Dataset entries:
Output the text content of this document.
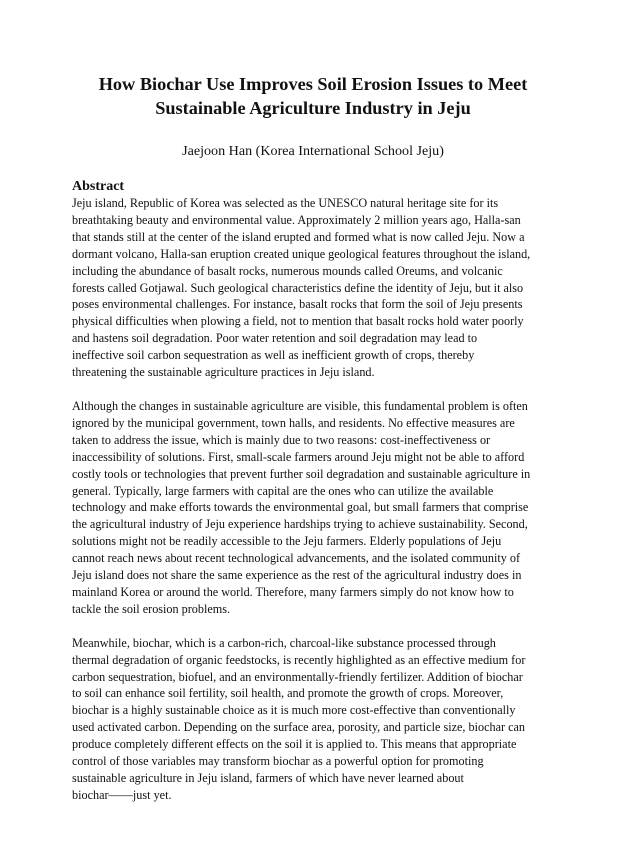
How Biochar Use Improves Soil Erosion Issues to Meet
Sustainable Agriculture Industry in Jeju

Jaejoon Han (Korea International School Jeju)

Abstract

Jeju island, Republic of Korea was selected as the UNESCO natural heritage site for its
breathtaking beauty and environmental value. Approximately 2 million years ago, Halla-san
that stands still at the center of the island erupted and formed what is now called Jeju. Now a
dormant volcano, Halla-san eruption created unique geological features throughout the island,
including the abundance of basalt rocks, numerous mounds called Oreums, and volcanic
forests called Gotjawal. Such geological characteristics define the identity of Jeju, but it also
poses environmental challenges. For instance, basalt rocks that form the soil of Jeju presents
physical difficulties when plowing a field, not to mention that basalt rocks hold water poorly
and hastens soil degradation. Poor water retention and soil degradation may lead to
ineffective soil carbon sequestration as well as inefficient growth of crops, thereby
threatening the sustainable agriculture practices in Jeju island.

Although the changes in sustainable agriculture are visible, this fundamental problem is often
ignored by the municipal government, town halls, and residents. No effective measures are
taken to address the issue, which is mainly due to two reasons: cost-ineffectiveness or
inaccessibility of solutions. First, small-scale farmers around Jeju might not be able to afford
costly tools or technologies that prevent further soil degradation and sustainable agriculture in
general. Typically, large farmers with capital are the ones who can utilize the available
technology and make efforts towards the environmental goal, but small farmers that comprise
the agricultural industry of Jeju experience hardships trying to achieve sustainability. Second,
solutions might not be readily accessible to the Jeju farmers. Elderly populations of Jeju
cannot reach news about recent technological advancements, and the isolated community of
Jeju island does not share the same experience as the rest of the agricultural industry does in
mainland Korea or around the world. Therefore, many farmers simply do not know how to
tackle the soil erosion problems.

Meanwhile, biochar, which is a carbon-rich, charcoal-like substance processed through
thermal degradation of organic feedstocks, is recently highlighted as an effective medium for
carbon sequestration, biofuel, and an environmentally-friendly fertilizer. Addition of biochar
to soil can enhance soil fertility, soil health, and promote the growth of crops. Moreover,
biochar is a highly sustainable choice as it is much more cost-effective than conventionally
used activated carbon. Depending on the surface area, porosity, and particle size, biochar can
produce completely different effects on the soil it is applied to. This means that appropriate
control of those variables may transform biochar as a powerful option for promoting
sustainable agriculture in Jeju island, farmers of which have never learned about
biochar——just yet.
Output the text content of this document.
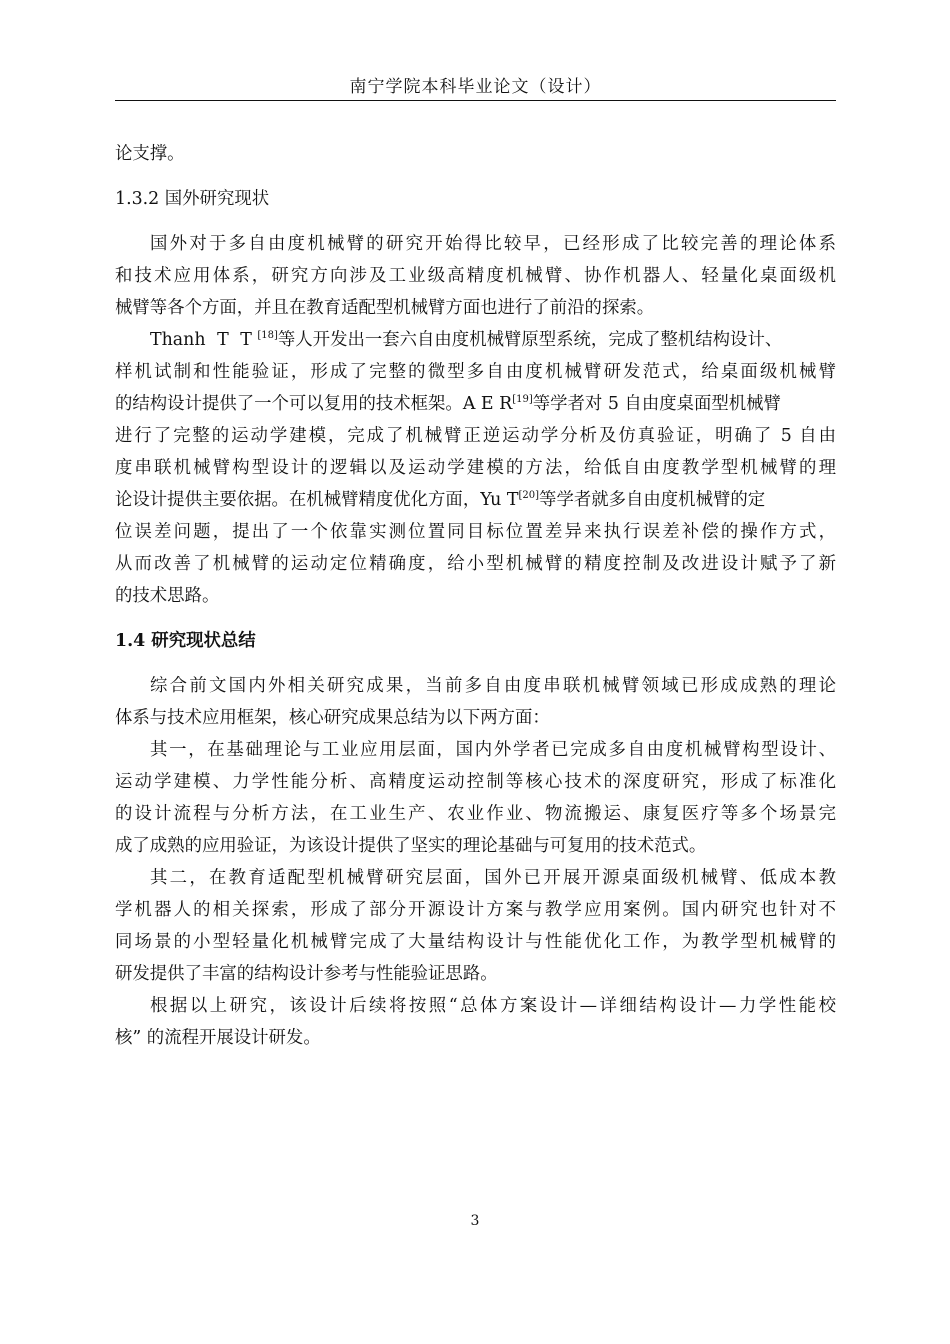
南宁学院本科毕业论文（设计）
论支撑。
1.3.2 国外研究现状
国外对于多自由度机械臂的研究开始得比较早，已经形成了比较完善的理论体系
和技术应用体系，研究方向涉及工业级高精度机械臂、协作机器人、轻量化桌面级机
械臂等各个方面，并且在教育适配型机械臂方面也进行了前沿的探索。
Thanh T T [18]等人开发出一套六自由度机械臂原型系统，完成了整机结构设计、
样机试制和性能验证，形成了完整的微型多自由度机械臂研发范式，给桌面级机械臂
的结构设计提供了一个可以复用的技术框架。A E R[19]等学者对 5 自由度桌面型机械臂
进行了完整的运动学建模，完成了机械臂正逆运动学分析及仿真验证，明确了 5 自由
度串联机械臂构型设计的逻辑以及运动学建模的方法，给低自由度教学型机械臂的理
论设计提供主要依据。在机械臂精度优化方面，Yu T[20]等学者就多自由度机械臂的定
位误差问题，提出了一个依靠实测位置同目标位置差异来执行误差补偿的操作方式，
从而改善了机械臂的运动定位精确度，给小型机械臂的精度控制及改进设计赋予了新
的技术思路。
1.4 研究现状总结
综合前文国内外相关研究成果，当前多自由度串联机械臂领域已形成成熟的理论
体系与技术应用框架，核心研究成果总结为以下两方面：
其一，在基础理论与工业应用层面，国内外学者已完成多自由度机械臂构型设计、
运动学建模、力学性能分析、高精度运动控制等核心技术的深度研究，形成了标准化
的设计流程与分析方法，在工业生产、农业作业、物流搬运、康复医疗等多个场景完
成了成熟的应用验证，为该设计提供了坚实的理论基础与可复用的技术范式。
其二，在教育适配型机械臂研究层面，国外已开展开源桌面级机械臂、低成本教
学机器人的相关探索，形成了部分开源设计方案与教学应用案例。国内研究也针对不
同场景的小型轻量化机械臂完成了大量结构设计与性能优化工作，为教学型机械臂的
研发提供了丰富的结构设计参考与性能验证思路。
根据以上研究，该设计后续将按照“总体方案设计—详细结构设计—力学性能校
核” 的流程开展设计研发。
3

● **Exercise brief**: Write out again every line above exactly as given; the pictures do not belong in the copy.

● **Result**:
Output the text content of this document.
How Biochar Use Improves Soil Erosion Issues to Meet
Sustainable Agriculture Industry in Jeju

Jaejoon Han (Korea International School Jeju)

Abstract

Jeju island, Republic of Korea was selected as the UNESCO natural heritage site for its
breathtaking beauty and environmental value. Approximately 2 million years ago, Halla-san
that stands still at the center of the island erupted and formed what is now called Jeju. Now a
dormant volcano, Halla-san eruption created unique geological features throughout the island,
including the abundance of basalt rocks, numerous mounds called Oreums, and volcanic
forests called Gotjawal. Such geological characteristics define the identity of Jeju, but it also
poses environmental challenges. For instance, basalt rocks that form the soil of Jeju presents
physical difficulties when plowing a field, not to mention that basalt rocks hold water poorly
and hastens soil degradation. Poor water retention and soil degradation may lead to
ineffective soil carbon sequestration as well as inefficient growth of crops, thereby
threatening the sustainable agriculture practices in Jeju island.

Although the changes in sustainable agriculture are visible, this fundamental problem is often
ignored by the municipal government, town halls, and residents. No effective measures are
taken to address the issue, which is mainly due to two reasons: cost-ineffectiveness or
inaccessibility of solutions. First, small-scale farmers around Jeju might not be able to afford
costly tools or technologies that prevent further soil degradation and sustainable agriculture in
general. Typically, large farmers with capital are the ones who can utilize the available
technology and make efforts towards the environmental goal, but small farmers that comprise
the agricultural industry of Jeju experience hardships trying to achieve sustainability. Second,
solutions might not be readily accessible to the Jeju farmers. Elderly populations of Jeju
cannot reach news about recent technological advancements, and the isolated community of
Jeju island does not share the same experience as the rest of the agricultural industry does in
mainland Korea or around the world. Therefore, many farmers simply do not know how to
tackle the soil erosion problems.

Meanwhile, biochar, which is a carbon-rich, charcoal-like substance processed through
thermal degradation of organic feedstocks, is recently highlighted as an effective medium for
carbon sequestration, biofuel, and an environmentally-friendly fertilizer. Addition of biochar
to soil can enhance soil fertility, soil health, and promote the growth of crops. Moreover,
biochar is a highly sustainable choice as it is much more cost-effective than conventionally
used activated carbon. Depending on the surface area, porosity, and particle size, biochar can
produce completely different effects on the soil it is applied to. This means that appropriate
control of those variables may transform biochar as a powerful option for promoting
sustainable agriculture in Jeju island, farmers of which have never learned about
biochar——just yet.
Output the text content of this document.
南宁学院本科毕业论文（设计）
论支撑。
1.3.2 国外研究现状
国外对于多自由度机械臂的研究开始得比较早，已经形成了比较完善的理论体系
和技术应用体系，研究方向涉及工业级高精度机械臂、协作机器人、轻量化桌面级机
械臂等各个方面，并且在教育适配型机械臂方面也进行了前沿的探索。
Thanh T T [18]等人开发出一套六自由度机械臂原型系统，完成了整机结构设计、
样机试制和性能验证，形成了完整的微型多自由度机械臂研发范式，给桌面级机械臂
的结构设计提供了一个可以复用的技术框架。A E R[19]等学者对 5 自由度桌面型机械臂
进行了完整的运动学建模，完成了机械臂正逆运动学分析及仿真验证，明确了 5 自由
度串联机械臂构型设计的逻辑以及运动学建模的方法，给低自由度教学型机械臂的理
论设计提供主要依据。在机械臂精度优化方面，Yu T[20]等学者就多自由度机械臂的定
位误差问题，提出了一个依靠实测位置同目标位置差异来执行误差补偿的操作方式，
从而改善了机械臂的运动定位精确度，给小型机械臂的精度控制及改进设计赋予了新
的技术思路。
1.4 研究现状总结
综合前文国内外相关研究成果，当前多自由度串联机械臂领域已形成成熟的理论
体系与技术应用框架，核心研究成果总结为以下两方面：
其一，在基础理论与工业应用层面，国内外学者已完成多自由度机械臂构型设计、
运动学建模、力学性能分析、高精度运动控制等核心技术的深度研究，形成了标准化
的设计流程与分析方法，在工业生产、农业作业、物流搬运、康复医疗等多个场景完
成了成熟的应用验证，为该设计提供了坚实的理论基础与可复用的技术范式。
其二，在教育适配型机械臂研究层面，国外已开展开源桌面级机械臂、低成本教
学机器人的相关探索，形成了部分开源设计方案与教学应用案例。国内研究也针对不
同场景的小型轻量化机械臂完成了大量结构设计与性能优化工作，为教学型机械臂的
研发提供了丰富的结构设计参考与性能验证思路。
根据以上研究，该设计后续将按照“总体方案设计—详细结构设计—力学性能校
核” 的流程开展设计研发。
3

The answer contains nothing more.